WHAT YOU SHOULD DO - Pull every line containing the word "down" from the records.

_____

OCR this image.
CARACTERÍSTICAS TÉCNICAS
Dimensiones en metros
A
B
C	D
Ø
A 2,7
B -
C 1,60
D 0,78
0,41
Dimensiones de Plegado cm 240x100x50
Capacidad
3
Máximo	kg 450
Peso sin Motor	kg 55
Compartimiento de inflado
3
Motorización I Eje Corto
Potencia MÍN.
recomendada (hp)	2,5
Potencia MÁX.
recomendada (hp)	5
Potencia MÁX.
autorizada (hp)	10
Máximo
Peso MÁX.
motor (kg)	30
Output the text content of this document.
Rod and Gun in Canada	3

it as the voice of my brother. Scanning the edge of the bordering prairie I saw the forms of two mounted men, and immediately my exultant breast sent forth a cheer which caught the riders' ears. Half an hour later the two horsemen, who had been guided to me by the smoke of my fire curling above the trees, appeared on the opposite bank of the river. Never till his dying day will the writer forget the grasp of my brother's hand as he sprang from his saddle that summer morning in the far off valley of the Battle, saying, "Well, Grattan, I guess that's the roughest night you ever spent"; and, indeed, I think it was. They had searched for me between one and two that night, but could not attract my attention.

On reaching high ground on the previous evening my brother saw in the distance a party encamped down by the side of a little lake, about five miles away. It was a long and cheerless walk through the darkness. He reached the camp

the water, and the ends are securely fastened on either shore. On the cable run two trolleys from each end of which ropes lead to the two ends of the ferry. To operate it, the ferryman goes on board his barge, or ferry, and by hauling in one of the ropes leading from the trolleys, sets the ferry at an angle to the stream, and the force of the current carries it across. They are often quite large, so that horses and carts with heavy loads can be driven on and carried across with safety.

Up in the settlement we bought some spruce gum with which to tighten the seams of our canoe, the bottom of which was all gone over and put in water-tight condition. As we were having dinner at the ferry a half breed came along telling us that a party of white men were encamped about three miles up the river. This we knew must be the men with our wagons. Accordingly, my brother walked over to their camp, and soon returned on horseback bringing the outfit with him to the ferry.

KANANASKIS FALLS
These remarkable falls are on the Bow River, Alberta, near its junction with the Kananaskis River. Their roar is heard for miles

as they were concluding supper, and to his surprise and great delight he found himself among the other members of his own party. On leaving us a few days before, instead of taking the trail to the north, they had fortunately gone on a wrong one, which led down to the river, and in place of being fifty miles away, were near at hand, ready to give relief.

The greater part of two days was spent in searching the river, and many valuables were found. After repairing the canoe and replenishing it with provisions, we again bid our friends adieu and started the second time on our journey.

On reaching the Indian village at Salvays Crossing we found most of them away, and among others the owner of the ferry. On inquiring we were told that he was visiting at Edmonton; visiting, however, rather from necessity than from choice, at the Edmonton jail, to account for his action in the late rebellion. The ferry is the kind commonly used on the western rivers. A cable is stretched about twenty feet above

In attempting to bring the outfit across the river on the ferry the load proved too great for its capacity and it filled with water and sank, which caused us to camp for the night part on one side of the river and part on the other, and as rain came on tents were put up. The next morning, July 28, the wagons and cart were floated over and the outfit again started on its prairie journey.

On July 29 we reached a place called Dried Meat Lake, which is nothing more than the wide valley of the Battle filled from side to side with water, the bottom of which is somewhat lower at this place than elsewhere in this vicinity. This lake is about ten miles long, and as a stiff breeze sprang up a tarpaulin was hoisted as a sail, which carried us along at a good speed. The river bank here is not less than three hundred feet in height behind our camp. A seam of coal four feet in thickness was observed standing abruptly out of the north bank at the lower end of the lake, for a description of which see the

_____

SOLUTION FOR THIS PROBLEM -
On reaching high ground on the previous evening my brother saw in the distance a party encamped down by the side of a little lake, about five miles away. It was a long and cheerless walk through the darkness. He reached the camp
as they were concluding supper, and to his surprise and great delight he found himself among the other members of his own party. On leaving us a few days before, instead of taking the trail to the north, they had fortunately gone on a wrong one, which led down to the river, and in place of being fifty miles away, were near at hand, ready to give relief.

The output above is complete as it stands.